Supplied entries
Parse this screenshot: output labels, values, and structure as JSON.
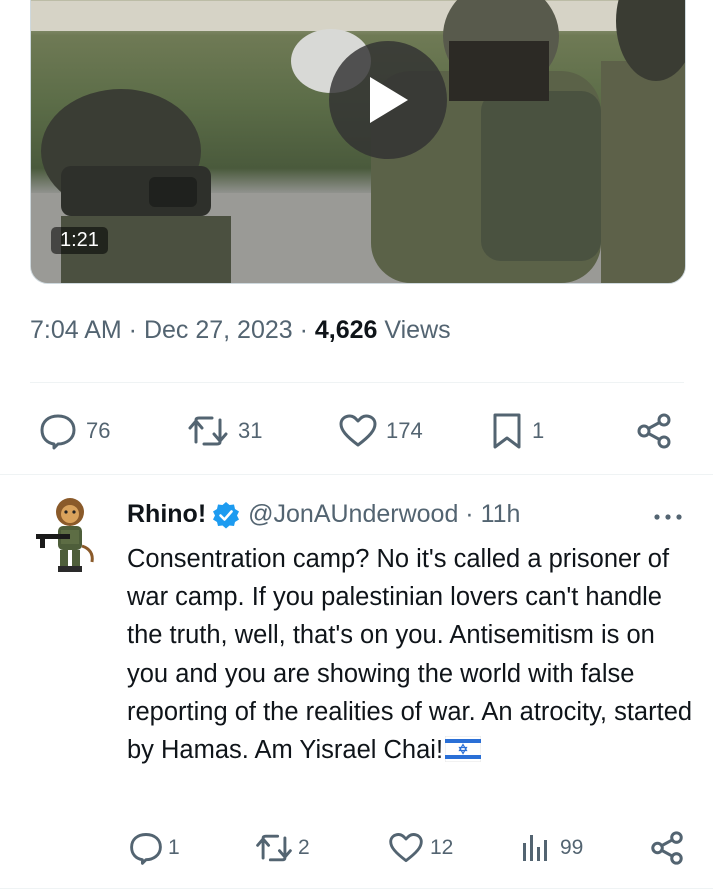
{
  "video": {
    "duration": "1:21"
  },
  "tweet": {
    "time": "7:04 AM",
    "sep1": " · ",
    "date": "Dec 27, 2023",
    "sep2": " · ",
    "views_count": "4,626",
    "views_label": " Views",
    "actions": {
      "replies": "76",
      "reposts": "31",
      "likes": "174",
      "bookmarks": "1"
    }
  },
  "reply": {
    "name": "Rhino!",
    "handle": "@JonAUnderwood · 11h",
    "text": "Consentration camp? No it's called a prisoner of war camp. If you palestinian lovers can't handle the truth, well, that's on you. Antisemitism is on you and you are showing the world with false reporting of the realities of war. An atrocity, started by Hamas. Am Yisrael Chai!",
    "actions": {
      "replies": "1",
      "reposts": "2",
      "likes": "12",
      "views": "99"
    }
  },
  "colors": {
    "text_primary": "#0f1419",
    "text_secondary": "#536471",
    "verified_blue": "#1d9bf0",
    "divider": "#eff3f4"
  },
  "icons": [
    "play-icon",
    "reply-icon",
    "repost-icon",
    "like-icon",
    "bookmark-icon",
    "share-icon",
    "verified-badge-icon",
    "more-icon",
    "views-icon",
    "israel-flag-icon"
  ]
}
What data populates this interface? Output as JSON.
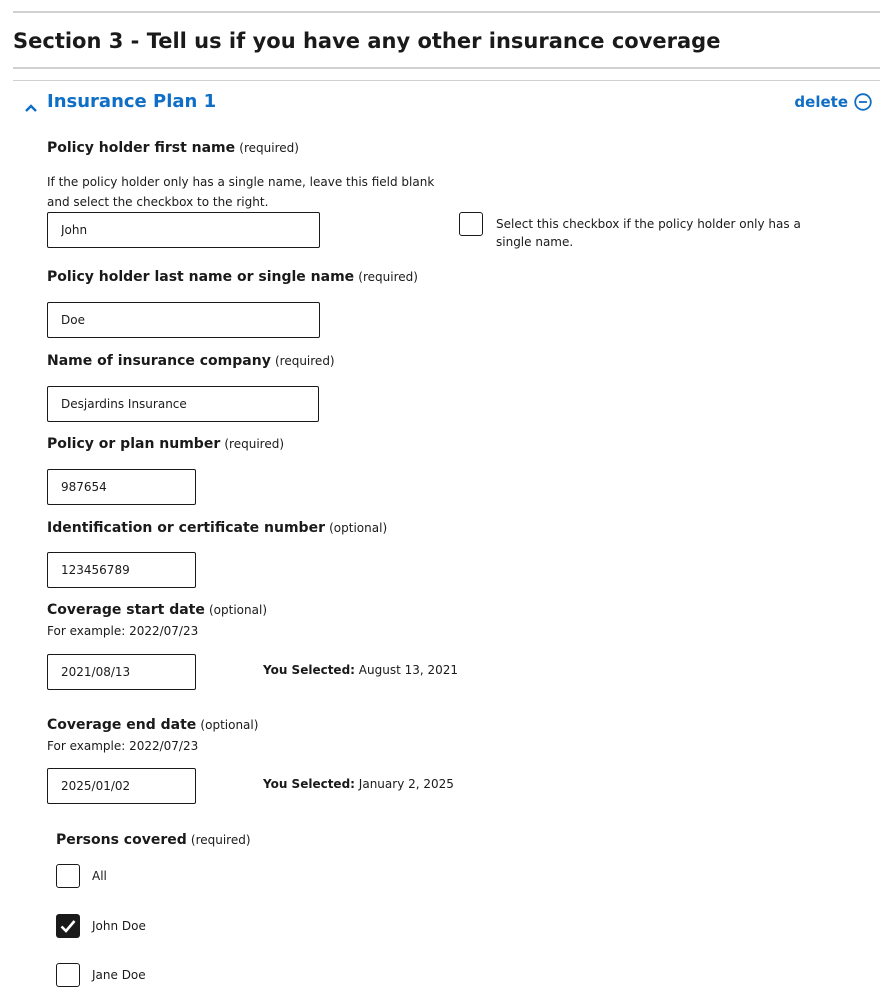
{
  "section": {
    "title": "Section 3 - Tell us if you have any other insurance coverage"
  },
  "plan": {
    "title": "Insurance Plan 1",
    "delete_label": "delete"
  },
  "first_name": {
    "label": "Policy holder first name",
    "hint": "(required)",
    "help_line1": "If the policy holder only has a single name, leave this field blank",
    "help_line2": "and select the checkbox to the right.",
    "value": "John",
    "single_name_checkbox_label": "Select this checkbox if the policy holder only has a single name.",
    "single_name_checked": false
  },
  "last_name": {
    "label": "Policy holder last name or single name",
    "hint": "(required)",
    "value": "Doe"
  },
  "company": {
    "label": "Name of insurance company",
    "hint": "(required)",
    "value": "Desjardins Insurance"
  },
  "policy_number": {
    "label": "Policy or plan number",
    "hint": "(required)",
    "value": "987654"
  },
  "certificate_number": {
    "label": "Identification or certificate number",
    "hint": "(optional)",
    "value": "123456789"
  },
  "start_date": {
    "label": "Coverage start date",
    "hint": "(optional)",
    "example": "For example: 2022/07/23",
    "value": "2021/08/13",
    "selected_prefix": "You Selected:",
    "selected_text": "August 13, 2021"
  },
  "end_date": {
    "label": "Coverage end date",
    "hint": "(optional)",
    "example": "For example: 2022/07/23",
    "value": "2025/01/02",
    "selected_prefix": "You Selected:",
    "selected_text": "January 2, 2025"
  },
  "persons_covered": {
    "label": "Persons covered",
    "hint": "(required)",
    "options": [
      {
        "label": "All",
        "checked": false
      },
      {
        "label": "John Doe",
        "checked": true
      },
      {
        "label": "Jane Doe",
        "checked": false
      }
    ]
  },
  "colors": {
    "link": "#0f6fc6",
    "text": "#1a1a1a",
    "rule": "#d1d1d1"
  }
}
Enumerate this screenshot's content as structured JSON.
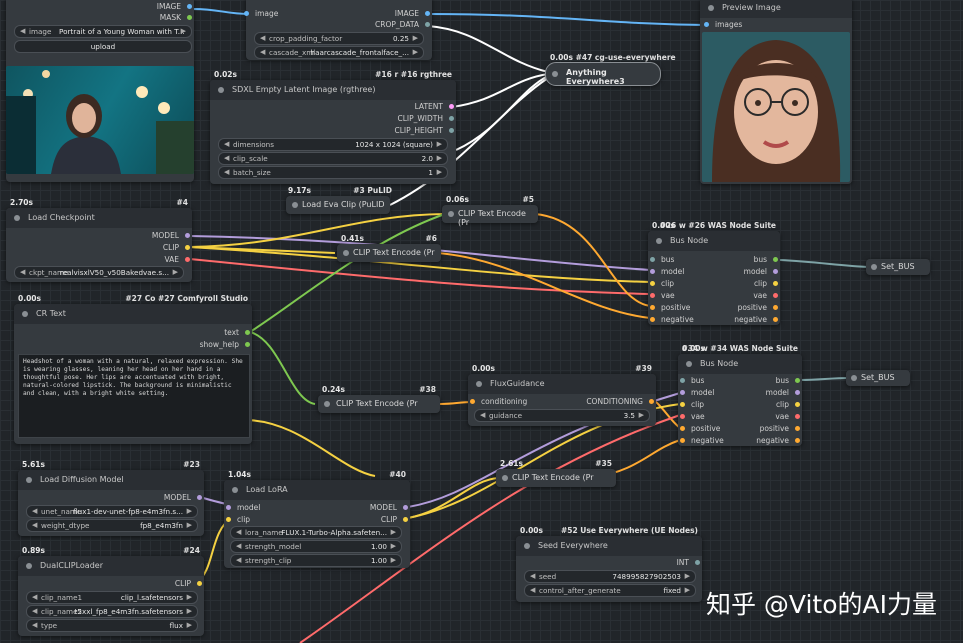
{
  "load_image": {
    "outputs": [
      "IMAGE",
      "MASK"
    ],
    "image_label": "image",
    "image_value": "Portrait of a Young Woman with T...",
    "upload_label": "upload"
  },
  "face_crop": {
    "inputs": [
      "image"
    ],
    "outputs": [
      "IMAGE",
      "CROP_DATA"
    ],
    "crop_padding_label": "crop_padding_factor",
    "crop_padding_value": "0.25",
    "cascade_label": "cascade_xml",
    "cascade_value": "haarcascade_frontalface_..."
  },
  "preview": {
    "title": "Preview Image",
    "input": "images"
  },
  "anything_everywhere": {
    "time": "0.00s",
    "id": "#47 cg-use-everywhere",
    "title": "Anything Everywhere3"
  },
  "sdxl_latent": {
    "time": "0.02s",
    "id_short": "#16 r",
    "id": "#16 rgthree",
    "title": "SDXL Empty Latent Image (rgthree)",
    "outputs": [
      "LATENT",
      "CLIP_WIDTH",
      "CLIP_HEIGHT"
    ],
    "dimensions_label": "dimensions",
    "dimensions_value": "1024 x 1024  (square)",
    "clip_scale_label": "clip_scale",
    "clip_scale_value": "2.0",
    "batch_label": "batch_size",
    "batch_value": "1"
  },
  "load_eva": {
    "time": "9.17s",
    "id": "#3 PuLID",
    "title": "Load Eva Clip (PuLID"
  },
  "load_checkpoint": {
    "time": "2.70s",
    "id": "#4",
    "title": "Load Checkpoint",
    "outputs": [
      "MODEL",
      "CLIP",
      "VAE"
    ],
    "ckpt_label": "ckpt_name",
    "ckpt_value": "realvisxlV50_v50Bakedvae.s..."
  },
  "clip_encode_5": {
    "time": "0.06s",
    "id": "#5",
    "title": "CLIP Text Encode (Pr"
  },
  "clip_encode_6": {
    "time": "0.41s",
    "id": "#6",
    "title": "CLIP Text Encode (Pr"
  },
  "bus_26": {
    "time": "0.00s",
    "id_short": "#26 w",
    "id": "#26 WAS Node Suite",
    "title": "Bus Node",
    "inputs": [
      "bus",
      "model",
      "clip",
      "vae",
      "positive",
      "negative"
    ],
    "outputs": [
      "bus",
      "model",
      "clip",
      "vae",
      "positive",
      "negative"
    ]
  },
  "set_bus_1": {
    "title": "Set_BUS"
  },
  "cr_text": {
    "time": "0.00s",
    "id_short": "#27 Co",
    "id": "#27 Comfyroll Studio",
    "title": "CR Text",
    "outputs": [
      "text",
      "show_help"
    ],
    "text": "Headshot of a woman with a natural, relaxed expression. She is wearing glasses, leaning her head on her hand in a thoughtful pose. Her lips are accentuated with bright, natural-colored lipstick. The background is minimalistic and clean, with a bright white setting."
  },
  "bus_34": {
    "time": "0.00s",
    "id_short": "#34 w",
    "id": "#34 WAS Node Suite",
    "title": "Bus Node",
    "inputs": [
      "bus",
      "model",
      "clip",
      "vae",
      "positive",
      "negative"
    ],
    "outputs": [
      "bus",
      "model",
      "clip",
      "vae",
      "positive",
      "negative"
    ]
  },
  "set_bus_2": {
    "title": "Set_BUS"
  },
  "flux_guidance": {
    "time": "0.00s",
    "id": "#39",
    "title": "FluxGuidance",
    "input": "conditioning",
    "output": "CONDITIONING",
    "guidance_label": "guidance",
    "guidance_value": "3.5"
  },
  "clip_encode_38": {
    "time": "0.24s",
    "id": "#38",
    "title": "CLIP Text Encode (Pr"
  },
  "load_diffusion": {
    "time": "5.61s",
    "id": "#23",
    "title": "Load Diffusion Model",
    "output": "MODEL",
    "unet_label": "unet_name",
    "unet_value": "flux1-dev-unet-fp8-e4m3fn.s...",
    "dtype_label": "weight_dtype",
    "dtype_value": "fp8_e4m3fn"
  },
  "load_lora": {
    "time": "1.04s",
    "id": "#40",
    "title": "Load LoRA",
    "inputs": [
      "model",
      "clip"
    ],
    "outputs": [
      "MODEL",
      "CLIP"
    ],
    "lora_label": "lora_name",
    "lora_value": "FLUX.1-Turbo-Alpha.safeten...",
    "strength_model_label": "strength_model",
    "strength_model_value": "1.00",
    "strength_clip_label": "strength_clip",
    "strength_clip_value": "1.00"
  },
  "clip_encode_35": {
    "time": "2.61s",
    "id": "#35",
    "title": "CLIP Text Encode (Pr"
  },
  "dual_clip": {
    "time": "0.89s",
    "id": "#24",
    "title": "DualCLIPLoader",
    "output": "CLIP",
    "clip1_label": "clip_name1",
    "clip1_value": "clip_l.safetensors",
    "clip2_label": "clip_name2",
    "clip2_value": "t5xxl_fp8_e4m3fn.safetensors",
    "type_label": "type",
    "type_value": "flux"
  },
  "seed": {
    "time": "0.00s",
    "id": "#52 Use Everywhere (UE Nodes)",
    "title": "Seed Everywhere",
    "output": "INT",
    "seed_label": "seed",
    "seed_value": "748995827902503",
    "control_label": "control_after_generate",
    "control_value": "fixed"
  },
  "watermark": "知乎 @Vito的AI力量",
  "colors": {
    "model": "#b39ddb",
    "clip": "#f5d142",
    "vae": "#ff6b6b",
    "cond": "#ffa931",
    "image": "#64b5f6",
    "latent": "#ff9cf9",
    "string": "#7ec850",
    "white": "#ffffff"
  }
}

Instruction
Check each line of the records above for the string "checkbox", and report every line that has it.

Solution below
    "help_line2": "and select the checkbox to the right.",
    "single_name_checkbox_label": "Select this checkbox if the policy holder only has a single name.",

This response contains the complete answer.